= SUPPLIED RECORDS =
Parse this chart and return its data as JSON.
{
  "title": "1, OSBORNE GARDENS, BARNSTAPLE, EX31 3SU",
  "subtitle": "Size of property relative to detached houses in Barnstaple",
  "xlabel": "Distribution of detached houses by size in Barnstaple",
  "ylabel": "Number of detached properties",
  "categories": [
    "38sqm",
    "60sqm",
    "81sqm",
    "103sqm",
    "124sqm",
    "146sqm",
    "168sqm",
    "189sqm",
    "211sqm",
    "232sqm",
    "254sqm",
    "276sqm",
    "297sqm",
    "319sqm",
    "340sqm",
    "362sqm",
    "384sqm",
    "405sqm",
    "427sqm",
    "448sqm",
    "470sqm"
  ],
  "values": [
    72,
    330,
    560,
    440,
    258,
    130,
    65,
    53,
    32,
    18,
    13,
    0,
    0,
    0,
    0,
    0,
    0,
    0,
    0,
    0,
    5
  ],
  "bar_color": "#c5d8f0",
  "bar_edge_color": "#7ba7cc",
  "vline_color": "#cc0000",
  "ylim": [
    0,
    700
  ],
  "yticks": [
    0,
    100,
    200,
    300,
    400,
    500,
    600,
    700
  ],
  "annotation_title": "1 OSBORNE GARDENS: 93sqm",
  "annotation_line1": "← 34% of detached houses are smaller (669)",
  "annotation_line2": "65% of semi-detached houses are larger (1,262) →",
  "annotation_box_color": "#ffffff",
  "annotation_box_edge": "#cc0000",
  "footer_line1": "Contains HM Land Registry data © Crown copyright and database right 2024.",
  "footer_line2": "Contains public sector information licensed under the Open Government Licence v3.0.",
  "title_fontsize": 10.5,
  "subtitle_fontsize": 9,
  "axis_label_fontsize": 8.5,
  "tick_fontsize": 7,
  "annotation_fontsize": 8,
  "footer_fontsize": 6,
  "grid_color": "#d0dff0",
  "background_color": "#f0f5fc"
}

= WORK REQUIRED =
Find how many lines of the entries contain "data". Respond with the number only.

= EXPECTED ANSWER =
2